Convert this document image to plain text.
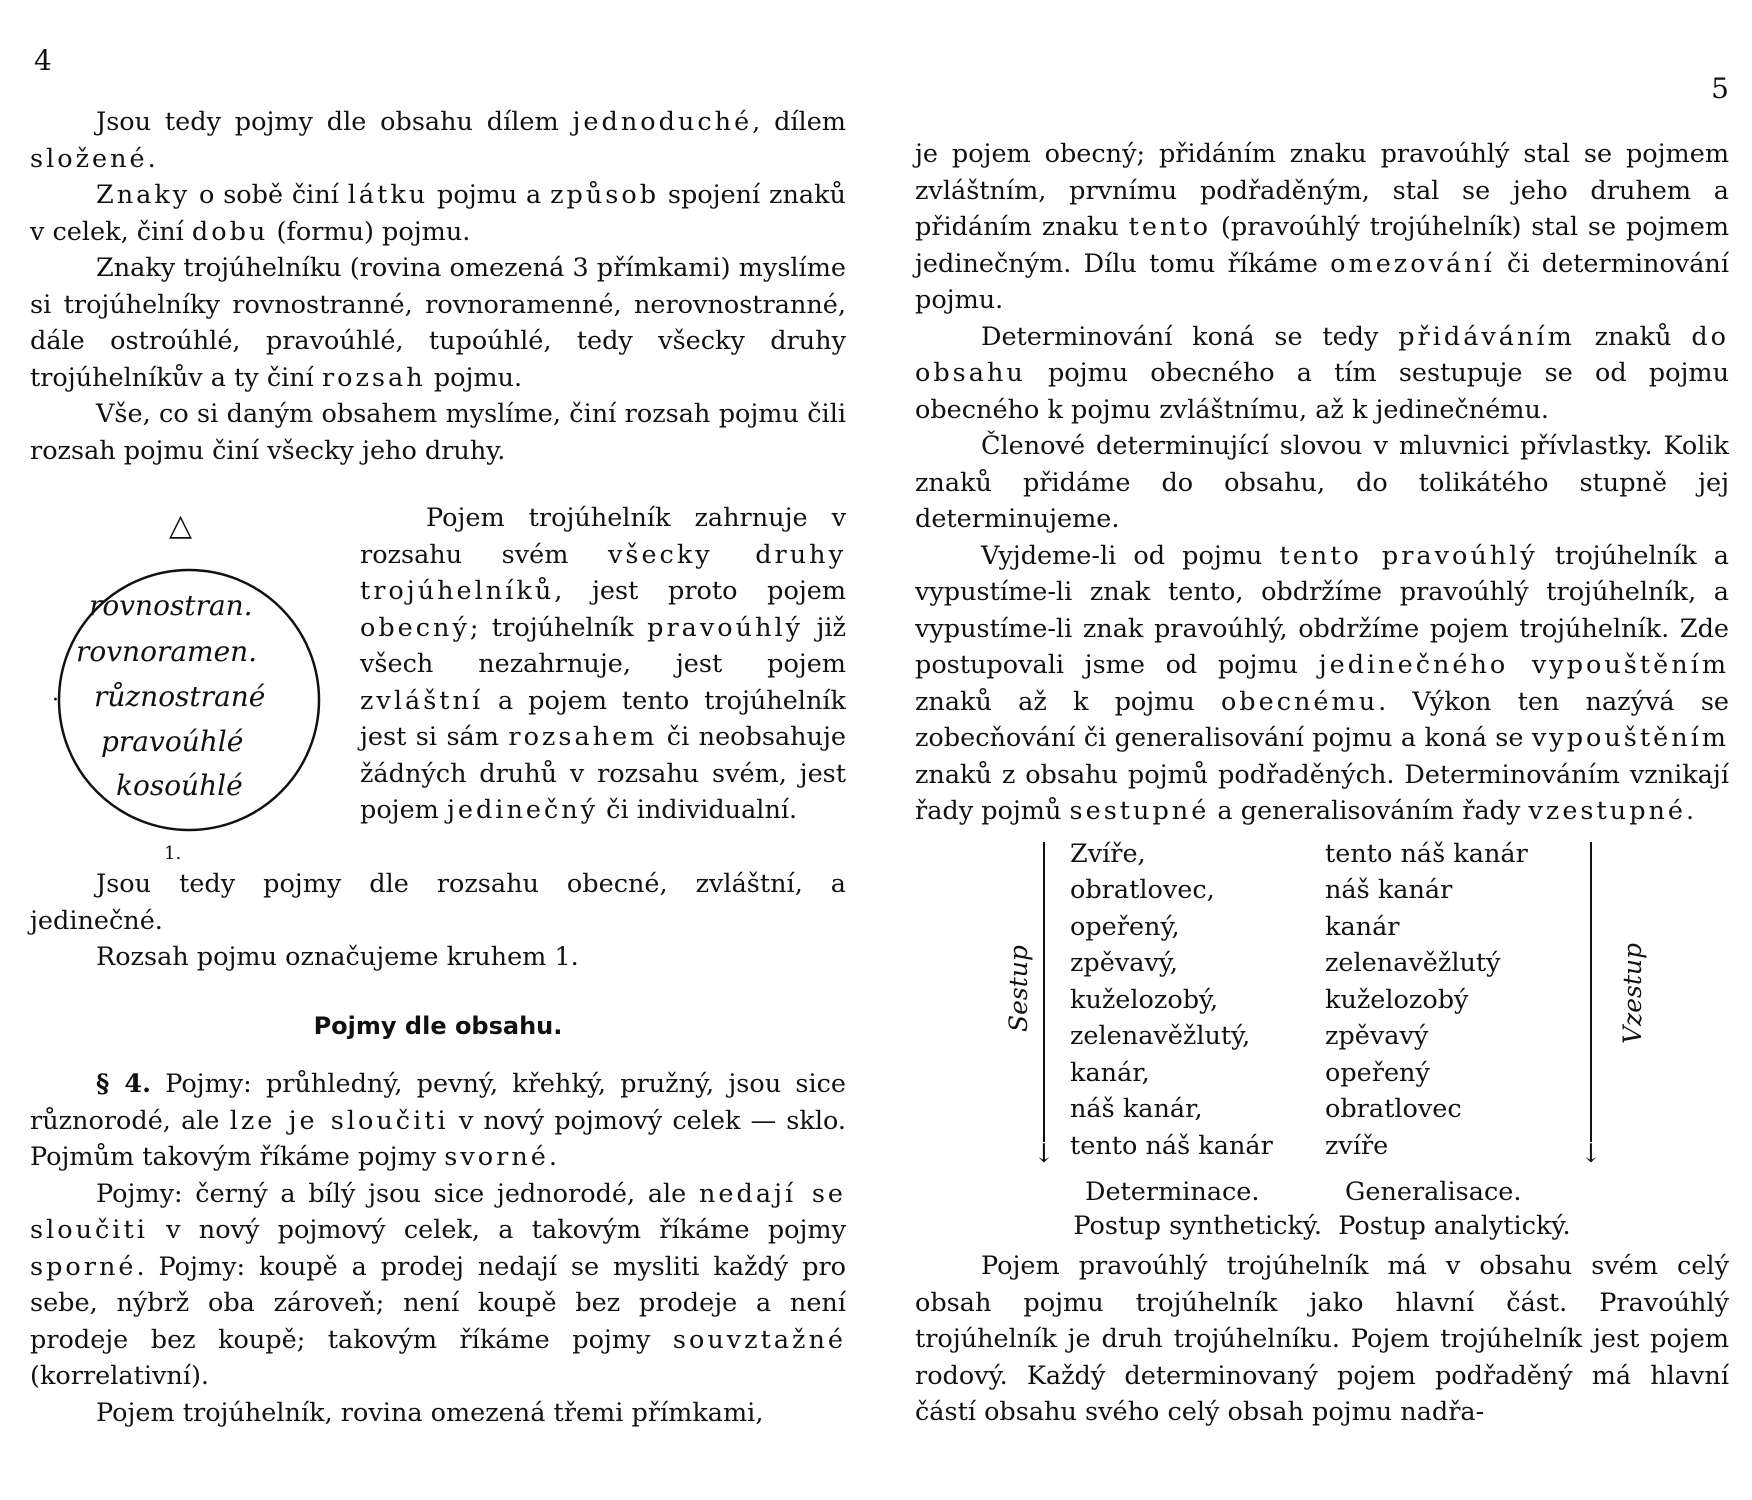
4

Jsou tedy pojmy dle obsahu dílem jednoduché, dílem složené.

Znaky o sobě činí látku pojmu a způsob spojení znaků v celek, činí dobu (formu) pojmu.

Znaky trojúhelníku (rovina omezená 3 přímkami) myslíme si trojúhelníky rovnostranné, rovnoramenné, nerovnostranné, dále ostroúhlé, pravoúhlé, tupoúhlé, tedy všecky druhy trojúhelníkův a ty činí rozsah pojmu.

Vše, co si daným obsahem myslíme, činí rozsah pojmu čili rozsah pojmu činí všecky jeho druhy.

△
·
rovnostran.
rovnoramen.
různostrané
pravoúhlé
kosoúhlé
1.

Pojem trojúhelník zahrnuje v rozsahu svém všecky druhy trojúhelníků, jest proto pojem obecný; trojúhelník pravoúhlý již všech nezahrnuje, jest pojem zvláštní a pojem tento trojúhelník jest si sám rozsahem či neobsahuje žádných druhů v rozsahu svém, jest pojem jedinečný či individualní.

Jsou tedy pojmy dle rozsahu obecné, zvláštní, a jedinečné.

Rozsah pojmu označujeme kruhem 1.

Pojmy dle obsahu.

§ 4. Pojmy: průhledný, pevný, křehký, pružný, jsou sice různorodé, ale lze je sloučiti v nový pojmový celek — sklo. Pojmům takovým říkáme pojmy svorné.

Pojmy: černý a bílý jsou sice jednorodé, ale nedají se sloučiti v nový pojmový celek, a takovým říkáme pojmy sporné. Pojmy: koupě a prodej nedají se mysliti každý pro sebe, nýbrž oba zároveň; není koupě bez prodeje a není prodeje bez koupě; takovým říkáme pojmy souvztažné (korrelativní).

Pojem trojúhelník, rovina omezená třemi přímkami,

5

je pojem obecný; přidáním znaku pravoúhlý stal se pojmem zvláštním, prvnímu podřaděným, stal se jeho druhem a přidáním znaku tento (pravoúhlý trojúhelník) stal se pojmem jedinečným. Dílu tomu říkáme omezování či determinování pojmu.

Determinování koná se tedy přidáváním znaků do obsahu pojmu obecného a tím sestupuje se od pojmu obecného k pojmu zvláštnímu, až k jedinečnému.

Členové determinující slovou v mluvnici přívlastky. Kolik znaků přidáme do obsahu, do tolikátého stupně jej determinujeme.

Vyjdeme-li od pojmu tento pravoúhlý trojúhelník a vypustíme-li znak tento, obdržíme pravoúhlý trojúhelník, a vypustíme-li znak pravoúhlý, obdržíme pojem trojúhelník. Zde postupovali jsme od pojmu jedinečného vypouštěním znaků až k pojmu obecnému. Výkon ten nazývá se zobecňování či generalisování pojmu a koná se vypouštěním znaků z obsahu pojmů podřaděných. Determinováním vznikají řady pojmů sestupné a generalisováním řady vzestupné.

↓
Sestup
Zvíře,
obratlovec,
opeřený,
zpěvavý,
kuželozobý,
zelenavěžlutý,
kanár,
náš kanár,
tento náš kanár
tento náš kanár
náš kanár
kanár
zelenavěžlutý
kuželozobý
zpěvavý
opeřený
obratlovec
zvíře	↓
Vzestup
Determinace.	Generalisace.
Postup synthetický.  Postup analytický.

Pojem pravoúhlý trojúhelník má v obsahu svém celý obsah pojmu trojúhelník jako hlavní část. Pravoúhlý trojúhelník je druh trojúhelníku. Pojem trojúhelník jest pojem rodový. Každý determinovaný pojem podřaděný má hlavní částí obsahu svého celý obsah pojmu nadřa-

* * *

▶ _Problem statement_
Return all of the entries exactly as written, but drop any pictures they hold.

▶ _In response_
Convert this document image to plain text.
4

Jsou tedy pojmy dle obsahu dílem jednoduché, dílem složené.

Znaky o sobě činí látku pojmu a způsob spojení znaků v celek, činí dobu (formu) pojmu.

Znaky trojúhelníku (rovina omezená 3 přímkami) myslíme si trojúhelníky rovnostranné, rovnoramenné, nerovnostranné, dále ostroúhlé, pravoúhlé, tupoúhlé, tedy všecky druhy trojúhelníkův a ty činí rozsah pojmu.

Vše, co si daným obsahem myslíme, činí rozsah pojmu čili rozsah pojmu činí všecky jeho druhy.

△
·
rovnostran.
rovnoramen.
různostrané
pravoúhlé
kosoúhlé
1.

Pojem trojúhelník zahrnuje v rozsahu svém všecky druhy trojúhelníků, jest proto pojem obecný; trojúhelník pravoúhlý již všech nezahrnuje, jest pojem zvláštní a pojem tento trojúhelník jest si sám rozsahem či neobsahuje žádných druhů v rozsahu svém, jest pojem jedinečný či individualní.

Jsou tedy pojmy dle rozsahu obecné, zvláštní, a jedinečné.

Rozsah pojmu označujeme kruhem 1.

Pojmy dle obsahu.

§ 4. Pojmy: průhledný, pevný, křehký, pružný, jsou sice různorodé, ale lze je sloučiti v nový pojmový celek — sklo. Pojmům takovým říkáme pojmy svorné.

Pojmy: černý a bílý jsou sice jednorodé, ale nedají se sloučiti v nový pojmový celek, a takovým říkáme pojmy sporné. Pojmy: koupě a prodej nedají se mysliti každý pro sebe, nýbrž oba zároveň; není koupě bez prodeje a není prodeje bez koupě; takovým říkáme pojmy souvztažné (korrelativní).

Pojem trojúhelník, rovina omezená třemi přímkami,

5

je pojem obecný; přidáním znaku pravoúhlý stal se pojmem zvláštním, prvnímu podřaděným, stal se jeho druhem a přidáním znaku tento (pravoúhlý trojúhelník) stal se pojmem jedinečným. Dílu tomu říkáme omezování či determinování pojmu.

Determinování koná se tedy přidáváním znaků do obsahu pojmu obecného a tím sestupuje se od pojmu obecného k pojmu zvláštnímu, až k jedinečnému.

Členové determinující slovou v mluvnici přívlastky. Kolik znaků přidáme do obsahu, do tolikátého stupně jej determinujeme.

Vyjdeme-li od pojmu tento pravoúhlý trojúhelník a vypustíme-li znak tento, obdržíme pravoúhlý trojúhelník, a vypustíme-li znak pravoúhlý, obdržíme pojem trojúhelník. Zde postupovali jsme od pojmu jedinečného vypouštěním znaků až k pojmu obecnému. Výkon ten nazývá se zobecňování či generalisování pojmu a koná se vypouštěním znaků z obsahu pojmů podřaděných. Determinováním vznikají řady pojmů sestupné a generalisováním řady vzestupné.

↓
Sestup
Zvíře,
obratlovec,
opeřený,
zpěvavý,
kuželozobý,
zelenavěžlutý,
kanár,
náš kanár,
tento náš kanár
tento náš kanár
náš kanár
kanár
zelenavěžlutý
kuželozobý
zpěvavý
opeřený
obratlovec
zvíře	↓
Vzestup
Determinace.	Generalisace.
Postup synthetický.  Postup analytický.

Pojem pravoúhlý trojúhelník má v obsahu svém celý obsah pojmu trojúhelník jako hlavní část. Pravoúhlý trojúhelník je druh trojúhelníku. Pojem trojúhelník jest pojem rodový. Každý determinovaný pojem podřaděný má hlavní částí obsahu svého celý obsah pojmu nadřa-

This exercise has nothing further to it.